Make an exact copy of the records, with the pictures left out.
------ Information provided
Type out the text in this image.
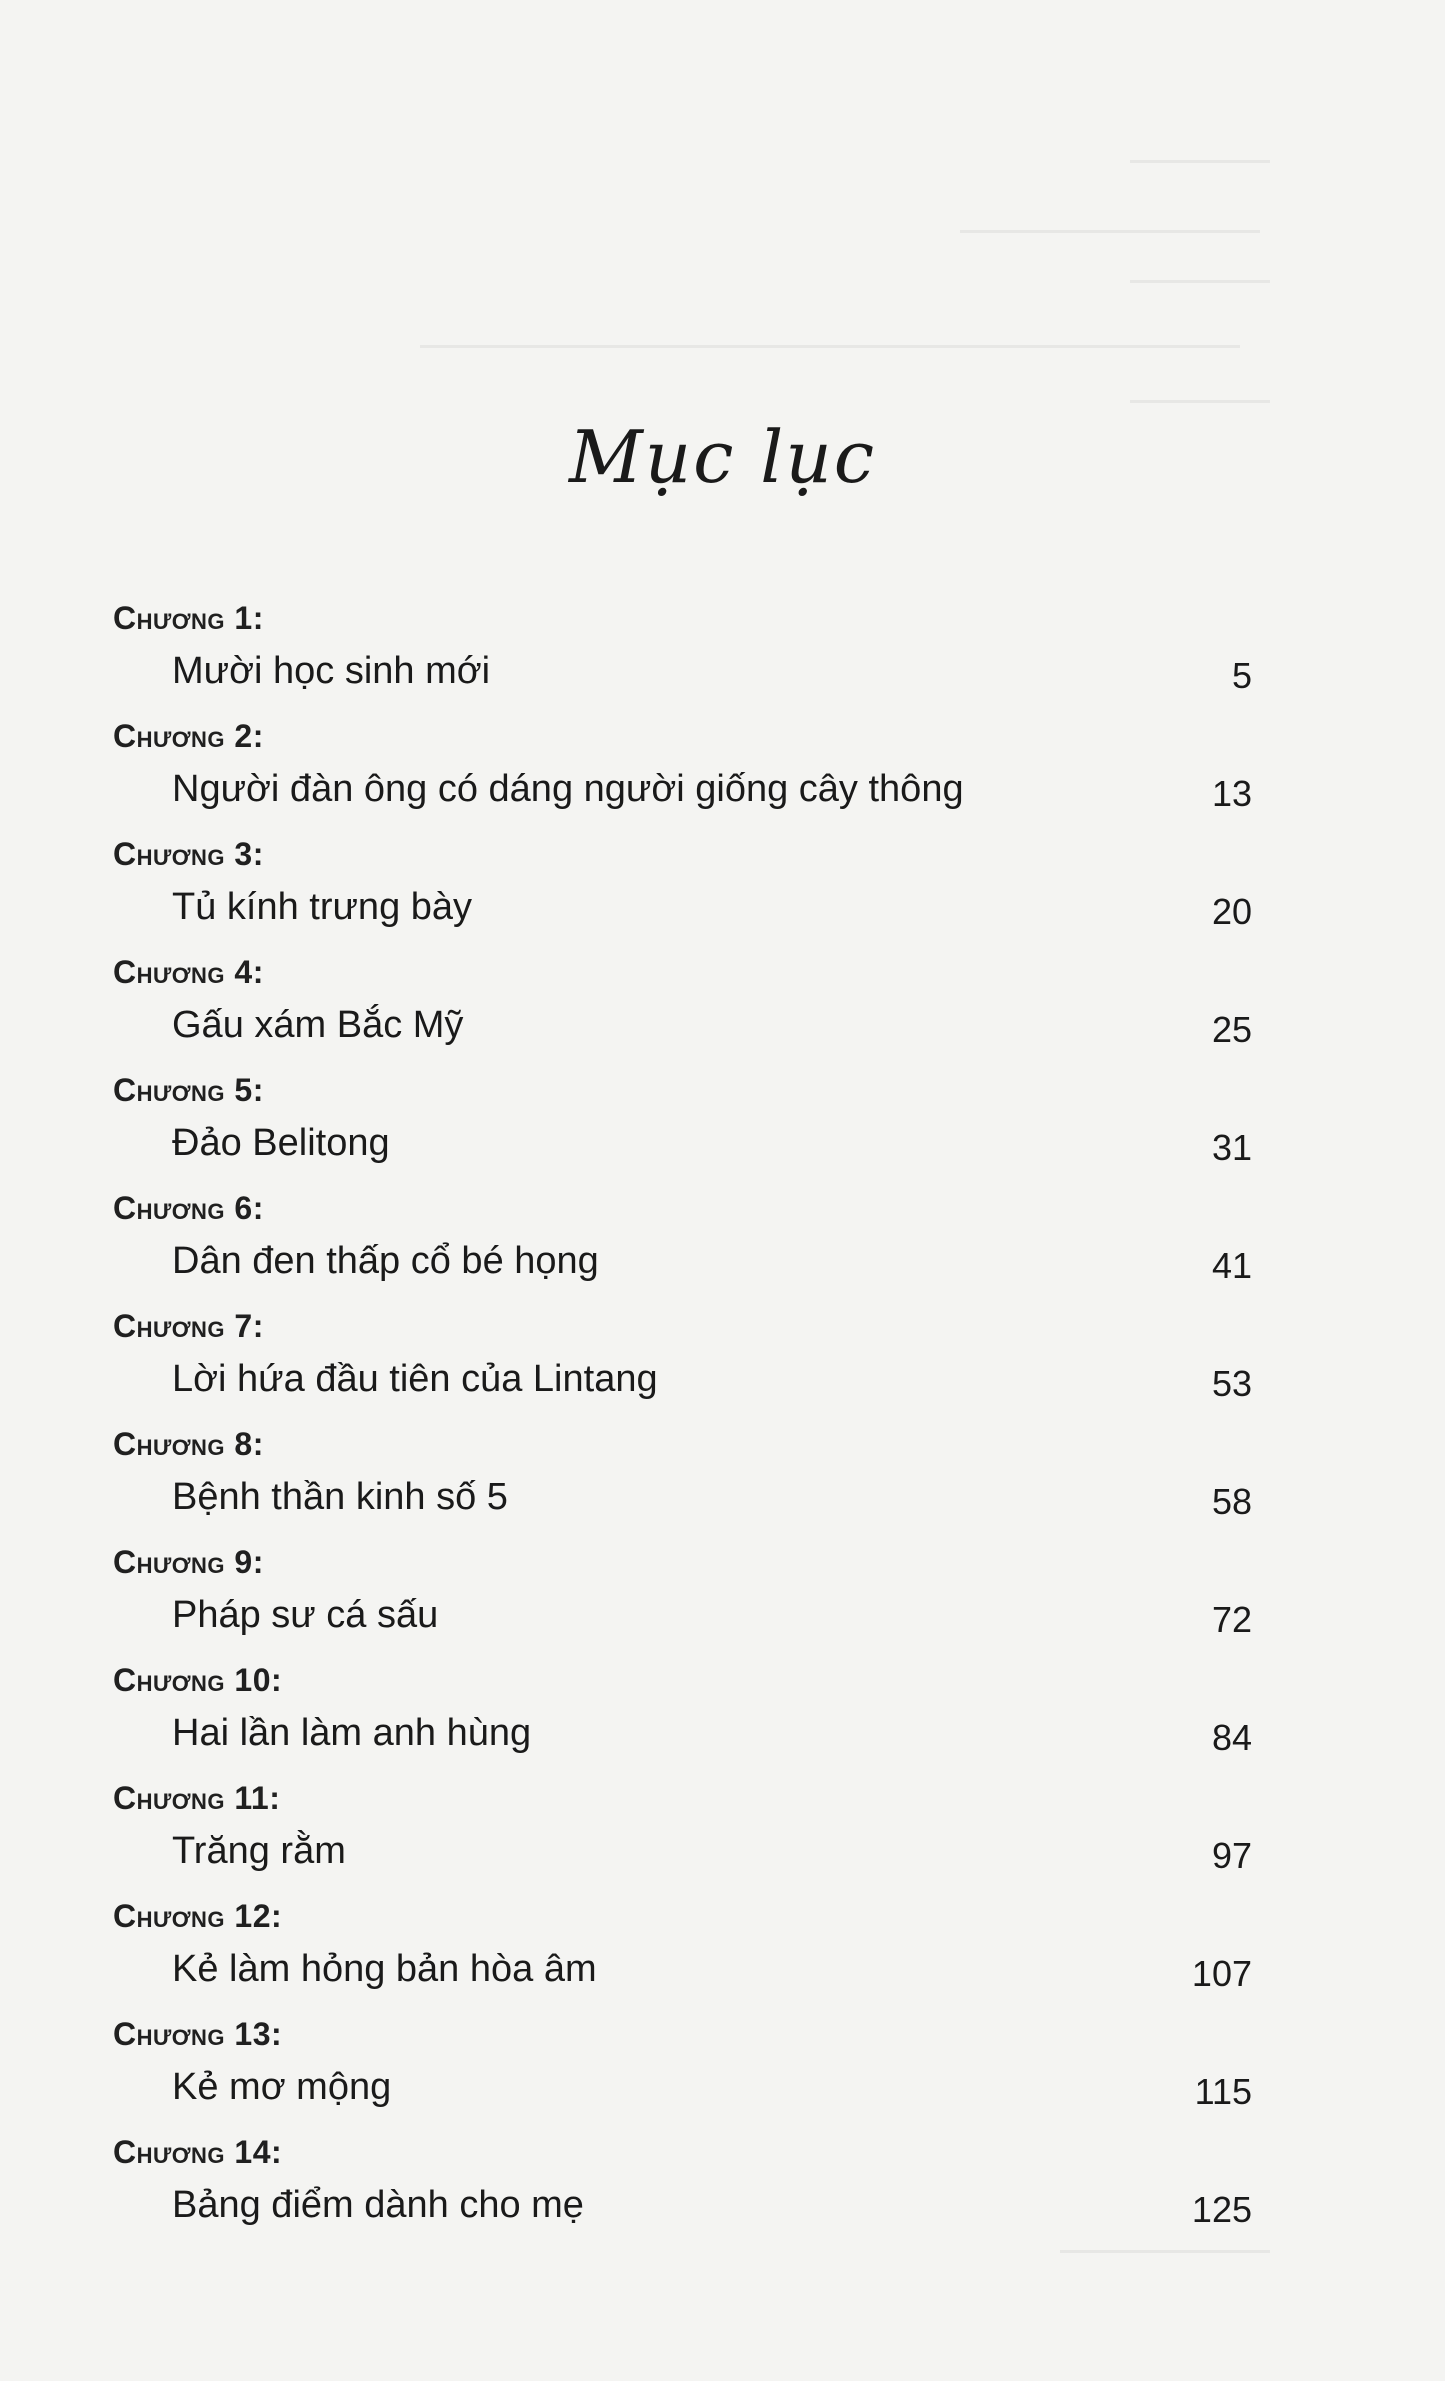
Mục lục
Chương 1:
Mười học sinh mới	5
Chương 2:
Người đàn ông có dáng người giống cây thông	13
Chương 3:
Tủ kính trưng bày	20
Chương 4:
Gấu xám Bắc Mỹ	25
Chương 5:
Đảo Belitong	31
Chương 6:
Dân đen thấp cổ bé họng	41
Chương 7:
Lời hứa đầu tiên của Lintang	53
Chương 8:
Bệnh thần kinh số 5	58
Chương 9:
Pháp sư cá sấu	72
Chương 10:
Hai lần làm anh hùng	84
Chương 11:
Trăng rằm	97
Chương 12:
Kẻ làm hỏng bản hòa âm	107
Chương 13:
Kẻ mơ mộng	115
Chương 14:
Bảng điểm dành cho mẹ	125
------------
> [Solution for this problem]:
Type out the text in this image.
Mục lục
Chương 1:
Mười học sinh mới	5
Chương 2:
Người đàn ông có dáng người giống cây thông	13
Chương 3:
Tủ kính trưng bày	20
Chương 4:
Gấu xám Bắc Mỹ	25
Chương 5:
Đảo Belitong	31
Chương 6:
Dân đen thấp cổ bé họng	41
Chương 7:
Lời hứa đầu tiên của Lintang	53
Chương 8:
Bệnh thần kinh số 5	58
Chương 9:
Pháp sư cá sấu	72
Chương 10:
Hai lần làm anh hùng	84
Chương 11:
Trăng rằm	97
Chương 12:
Kẻ làm hỏng bản hòa âm	107
Chương 13:
Kẻ mơ mộng	115
Chương 14:
Bảng điểm dành cho mẹ	125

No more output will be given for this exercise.